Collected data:
-*-
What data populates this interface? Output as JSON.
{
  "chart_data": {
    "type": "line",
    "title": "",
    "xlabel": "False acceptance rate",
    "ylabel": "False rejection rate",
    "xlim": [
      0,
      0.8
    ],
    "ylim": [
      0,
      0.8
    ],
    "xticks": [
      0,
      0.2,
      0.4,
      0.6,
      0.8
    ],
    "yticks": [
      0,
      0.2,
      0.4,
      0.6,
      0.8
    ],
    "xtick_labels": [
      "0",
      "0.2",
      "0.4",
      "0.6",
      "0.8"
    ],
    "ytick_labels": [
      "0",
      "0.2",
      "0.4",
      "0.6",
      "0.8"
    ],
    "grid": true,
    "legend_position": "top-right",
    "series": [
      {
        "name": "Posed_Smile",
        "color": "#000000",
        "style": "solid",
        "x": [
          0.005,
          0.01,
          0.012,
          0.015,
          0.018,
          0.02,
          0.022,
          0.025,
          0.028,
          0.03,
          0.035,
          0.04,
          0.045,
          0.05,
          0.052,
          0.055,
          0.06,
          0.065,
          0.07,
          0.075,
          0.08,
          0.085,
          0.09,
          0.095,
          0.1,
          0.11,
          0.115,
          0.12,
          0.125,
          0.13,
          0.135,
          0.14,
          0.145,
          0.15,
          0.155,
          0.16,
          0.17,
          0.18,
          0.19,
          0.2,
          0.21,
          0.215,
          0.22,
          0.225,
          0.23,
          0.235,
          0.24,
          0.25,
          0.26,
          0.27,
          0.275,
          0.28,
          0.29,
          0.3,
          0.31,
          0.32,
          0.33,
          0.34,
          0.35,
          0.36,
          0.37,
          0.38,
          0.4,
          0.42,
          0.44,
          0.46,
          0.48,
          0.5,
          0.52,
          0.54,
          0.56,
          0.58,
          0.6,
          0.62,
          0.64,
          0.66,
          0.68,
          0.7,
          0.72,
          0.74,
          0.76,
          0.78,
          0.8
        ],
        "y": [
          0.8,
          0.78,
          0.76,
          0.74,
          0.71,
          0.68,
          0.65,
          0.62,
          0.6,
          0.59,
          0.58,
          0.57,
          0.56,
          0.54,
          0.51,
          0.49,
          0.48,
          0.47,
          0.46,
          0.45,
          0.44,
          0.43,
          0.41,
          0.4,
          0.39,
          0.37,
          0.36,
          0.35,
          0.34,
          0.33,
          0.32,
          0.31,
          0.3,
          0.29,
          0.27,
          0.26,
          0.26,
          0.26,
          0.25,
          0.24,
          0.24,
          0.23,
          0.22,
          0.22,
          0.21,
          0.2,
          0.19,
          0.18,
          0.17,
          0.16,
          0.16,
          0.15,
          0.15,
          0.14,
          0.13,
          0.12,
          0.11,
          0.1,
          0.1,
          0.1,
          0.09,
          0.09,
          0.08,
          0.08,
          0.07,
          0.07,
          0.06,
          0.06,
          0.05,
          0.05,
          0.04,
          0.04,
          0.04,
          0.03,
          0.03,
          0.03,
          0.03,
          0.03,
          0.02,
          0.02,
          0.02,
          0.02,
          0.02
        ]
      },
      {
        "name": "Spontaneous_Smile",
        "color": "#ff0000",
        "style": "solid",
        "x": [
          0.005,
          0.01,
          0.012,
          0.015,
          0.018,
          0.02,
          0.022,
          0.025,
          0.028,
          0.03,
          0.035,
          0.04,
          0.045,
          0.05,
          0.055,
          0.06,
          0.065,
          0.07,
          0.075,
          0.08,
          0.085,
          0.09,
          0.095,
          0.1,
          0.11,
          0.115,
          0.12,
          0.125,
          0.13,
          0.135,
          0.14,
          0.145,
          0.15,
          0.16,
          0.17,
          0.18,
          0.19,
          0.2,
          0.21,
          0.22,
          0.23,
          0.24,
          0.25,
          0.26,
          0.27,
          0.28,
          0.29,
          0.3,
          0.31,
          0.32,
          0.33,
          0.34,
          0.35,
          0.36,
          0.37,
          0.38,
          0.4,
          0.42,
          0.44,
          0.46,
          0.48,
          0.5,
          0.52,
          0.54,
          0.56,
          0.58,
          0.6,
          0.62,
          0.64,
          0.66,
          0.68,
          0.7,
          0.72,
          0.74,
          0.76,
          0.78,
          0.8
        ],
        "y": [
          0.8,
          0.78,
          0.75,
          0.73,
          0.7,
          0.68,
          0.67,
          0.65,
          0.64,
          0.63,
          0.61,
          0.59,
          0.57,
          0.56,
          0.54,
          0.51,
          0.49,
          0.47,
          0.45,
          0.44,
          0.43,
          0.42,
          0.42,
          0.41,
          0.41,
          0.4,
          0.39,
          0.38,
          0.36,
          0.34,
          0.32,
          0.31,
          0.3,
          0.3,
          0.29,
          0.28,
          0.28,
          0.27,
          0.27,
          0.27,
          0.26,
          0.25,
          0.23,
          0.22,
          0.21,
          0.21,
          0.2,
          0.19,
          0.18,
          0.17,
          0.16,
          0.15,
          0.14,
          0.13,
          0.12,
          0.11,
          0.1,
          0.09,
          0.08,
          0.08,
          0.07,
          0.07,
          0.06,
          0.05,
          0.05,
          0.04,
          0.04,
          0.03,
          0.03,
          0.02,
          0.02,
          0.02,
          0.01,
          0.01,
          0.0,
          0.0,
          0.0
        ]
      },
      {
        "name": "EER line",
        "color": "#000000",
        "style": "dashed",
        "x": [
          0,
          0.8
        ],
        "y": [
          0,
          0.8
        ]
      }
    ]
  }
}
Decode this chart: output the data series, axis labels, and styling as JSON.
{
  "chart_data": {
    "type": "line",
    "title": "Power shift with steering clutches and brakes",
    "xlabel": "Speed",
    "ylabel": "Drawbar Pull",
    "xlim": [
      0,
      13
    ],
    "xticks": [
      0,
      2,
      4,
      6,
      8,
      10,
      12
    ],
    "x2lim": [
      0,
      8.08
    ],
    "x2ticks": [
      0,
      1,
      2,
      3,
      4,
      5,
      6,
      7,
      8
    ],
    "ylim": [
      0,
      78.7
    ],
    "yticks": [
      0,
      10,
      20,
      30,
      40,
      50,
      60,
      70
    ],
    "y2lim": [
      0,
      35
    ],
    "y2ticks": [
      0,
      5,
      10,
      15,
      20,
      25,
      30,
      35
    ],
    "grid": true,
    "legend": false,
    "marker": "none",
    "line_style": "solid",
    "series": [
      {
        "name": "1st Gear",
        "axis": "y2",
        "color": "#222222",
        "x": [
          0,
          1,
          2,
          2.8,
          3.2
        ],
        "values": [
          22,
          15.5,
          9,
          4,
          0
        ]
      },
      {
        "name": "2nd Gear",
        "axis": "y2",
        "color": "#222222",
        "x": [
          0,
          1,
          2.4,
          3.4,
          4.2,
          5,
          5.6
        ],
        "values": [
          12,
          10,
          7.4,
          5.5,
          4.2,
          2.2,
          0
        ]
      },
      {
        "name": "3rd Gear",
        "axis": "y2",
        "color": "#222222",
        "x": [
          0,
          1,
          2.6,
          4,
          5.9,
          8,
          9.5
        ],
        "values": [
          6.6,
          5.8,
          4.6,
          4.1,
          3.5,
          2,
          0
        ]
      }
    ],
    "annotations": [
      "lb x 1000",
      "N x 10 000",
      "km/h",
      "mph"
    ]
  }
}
-*-
Direction:
Set every line of the listing down word for word.

Task answer:
What data populates this interface? Output as JSON.
{
  "chart_data": {
    "type": "line",
    "title": "",
    "xlabel": "False acceptance rate",
    "ylabel": "False rejection rate",
    "xlim": [
      0,
      0.8
    ],
    "ylim": [
      0,
      0.8
    ],
    "xticks": [
      0,
      0.2,
      0.4,
      0.6,
      0.8
    ],
    "yticks": [
      0,
      0.2,
      0.4,
      0.6,
      0.8
    ],
    "xtick_labels": [
      "0",
      "0.2",
      "0.4",
      "0.6",
      "0.8"
    ],
    "ytick_labels": [
      "0",
      "0.2",
      "0.4",
      "0.6",
      "0.8"
    ],
    "grid": true,
    "legend_position": "top-right",
    "series": [
      {
        "name": "Posed_Smile",
        "color": "#000000",
        "style": "solid",
        "x": [
          0.005,
          0.01,
          0.012,
          0.015,
          0.018,
          0.02,
          0.022,
          0.025,
          0.028,
          0.03,
          0.035,
          0.04,
          0.045,
          0.05,
          0.052,
          0.055,
          0.06,
          0.065,
          0.07,
          0.075,
          0.08,
          0.085,
          0.09,
          0.095,
          0.1,
          0.11,
          0.115,
          0.12,
          0.125,
          0.13,
          0.135,
          0.14,
          0.145,
          0.15,
          0.155,
          0.16,
          0.17,
          0.18,
          0.19,
          0.2,
          0.21,
          0.215,
          0.22,
          0.225,
          0.23,
          0.235,
          0.24,
          0.25,
          0.26,
          0.27,
          0.275,
          0.28,
          0.29,
          0.3,
          0.31,
          0.32,
          0.33,
          0.34,
          0.35,
          0.36,
          0.37,
          0.38,
          0.4,
          0.42,
          0.44,
          0.46,
          0.48,
          0.5,
          0.52,
          0.54,
          0.56,
          0.58,
          0.6,
          0.62,
          0.64,
          0.66,
          0.68,
          0.7,
          0.72,
          0.74,
          0.76,
          0.78,
          0.8
        ],
        "y": [
          0.8,
          0.78,
          0.76,
          0.74,
          0.71,
          0.68,
          0.65,
          0.62,
          0.6,
          0.59,
          0.58,
          0.57,
          0.56,
          0.54,
          0.51,
          0.49,
          0.48,
          0.47,
          0.46,
          0.45,
          0.44,
          0.43,
          0.41,
          0.4,
          0.39,
          0.37,
          0.36,
          0.35,
          0.34,
          0.33,
          0.32,
          0.31,
          0.3,
          0.29,
          0.27,
          0.26,
          0.26,
          0.26,
          0.25,
          0.24,
          0.24,
          0.23,
          0.22,
          0.22,
          0.21,
          0.2,
          0.19,
          0.18,
          0.17,
          0.16,
          0.16,
          0.15,
          0.15,
          0.14,
          0.13,
          0.12,
          0.11,
          0.1,
          0.1,
          0.1,
          0.09,
          0.09,
          0.08,
          0.08,
          0.07,
          0.07,
          0.06,
          0.06,
          0.05,
          0.05,
          0.04,
          0.04,
          0.04,
          0.03,
          0.03,
          0.03,
          0.03,
          0.03,
          0.02,
          0.02,
          0.02,
          0.02,
          0.02
        ]
      },
      {
        "name": "Spontaneous_Smile",
        "color": "#ff0000",
        "style": "solid",
        "x": [
          0.005,
          0.01,
          0.012,
          0.015,
          0.018,
          0.02,
          0.022,
          0.025,
          0.028,
          0.03,
          0.035,
          0.04,
          0.045,
          0.05,
          0.055,
          0.06,
          0.065,
          0.07,
          0.075,
          0.08,
          0.085,
          0.09,
          0.095,
          0.1,
          0.11,
          0.115,
          0.12,
          0.125,
          0.13,
          0.135,
          0.14,
          0.145,
          0.15,
          0.16,
          0.17,
          0.18,
          0.19,
          0.2,
          0.21,
          0.22,
          0.23,
          0.24,
          0.25,
          0.26,
          0.27,
          0.28,
          0.29,
          0.3,
          0.31,
          0.32,
          0.33,
          0.34,
          0.35,
          0.36,
          0.37,
          0.38,
          0.4,
          0.42,
          0.44,
          0.46,
          0.48,
          0.5,
          0.52,
          0.54,
          0.56,
          0.58,
          0.6,
          0.62,
          0.64,
          0.66,
          0.68,
          0.7,
          0.72,
          0.74,
          0.76,
          0.78,
          0.8
        ],
        "y": [
          0.8,
          0.78,
          0.75,
          0.73,
          0.7,
          0.68,
          0.67,
          0.65,
          0.64,
          0.63,
          0.61,
          0.59,
          0.57,
          0.56,
          0.54,
          0.51,
          0.49,
          0.47,
          0.45,
          0.44,
          0.43,
          0.42,
          0.42,
          0.41,
          0.41,
          0.4,
          0.39,
          0.38,
          0.36,
          0.34,
          0.32,
          0.31,
          0.3,
          0.3,
          0.29,
          0.28,
          0.28,
          0.27,
          0.27,
          0.27,
          0.26,
          0.25,
          0.23,
          0.22,
          0.21,
          0.21,
          0.2,
          0.19,
          0.18,
          0.17,
          0.16,
          0.15,
          0.14,
          0.13,
          0.12,
          0.11,
          0.1,
          0.09,
          0.08,
          0.08,
          0.07,
          0.07,
          0.06,
          0.05,
          0.05,
          0.04,
          0.04,
          0.03,
          0.03,
          0.02,
          0.02,
          0.02,
          0.01,
          0.01,
          0.0,
          0.0,
          0.0
        ]
      },
      {
        "name": "EER line",
        "color": "#000000",
        "style": "dashed",
        "x": [
          0,
          0.8
        ],
        "y": [
          0,
          0.8
        ]
      }
    ]
  }
}
Decode this chart: output the data series, axis labels, and styling as JSON.
{
  "chart_data": {
    "type": "line",
    "title": "Power shift with steering clutches and brakes",
    "xlabel": "Speed",
    "ylabel": "Drawbar Pull",
    "xlim": [
      0,
      13
    ],
    "xticks": [
      0,
      2,
      4,
      6,
      8,
      10,
      12
    ],
    "x2lim": [
      0,
      8.08
    ],
    "x2ticks": [
      0,
      1,
      2,
      3,
      4,
      5,
      6,
      7,
      8
    ],
    "ylim": [
      0,
      78.7
    ],
    "yticks": [
      0,
      10,
      20,
      30,
      40,
      50,
      60,
      70
    ],
    "y2lim": [
      0,
      35
    ],
    "y2ticks": [
      0,
      5,
      10,
      15,
      20,
      25,
      30,
      35
    ],
    "grid": true,
    "legend": false,
    "marker": "none",
    "line_style": "solid",
    "series": [
      {
        "name": "1st Gear",
        "axis": "y2",
        "color": "#222222",
        "x": [
          0,
          1,
          2,
          2.8,
          3.2
        ],
        "values": [
          22,
          15.5,
          9,
          4,
          0
        ]
      },
      {
        "name": "2nd Gear",
        "axis": "y2",
        "color": "#222222",
        "x": [
          0,
          1,
          2.4,
          3.4,
          4.2,
          5,
          5.6
        ],
        "values": [
          12,
          10,
          7.4,
          5.5,
          4.2,
          2.2,
          0
        ]
      },
      {
        "name": "3rd Gear",
        "axis": "y2",
        "color": "#222222",
        "x": [
          0,
          1,
          2.6,
          4,
          5.9,
          8,
          9.5
        ],
        "values": [
          6.6,
          5.8,
          4.6,
          4.1,
          3.5,
          2,
          0
        ]
      }
    ],
    "annotations": [
      "lb x 1000",
      "N x 10 000",
      "km/h",
      "mph"
    ]
  }
}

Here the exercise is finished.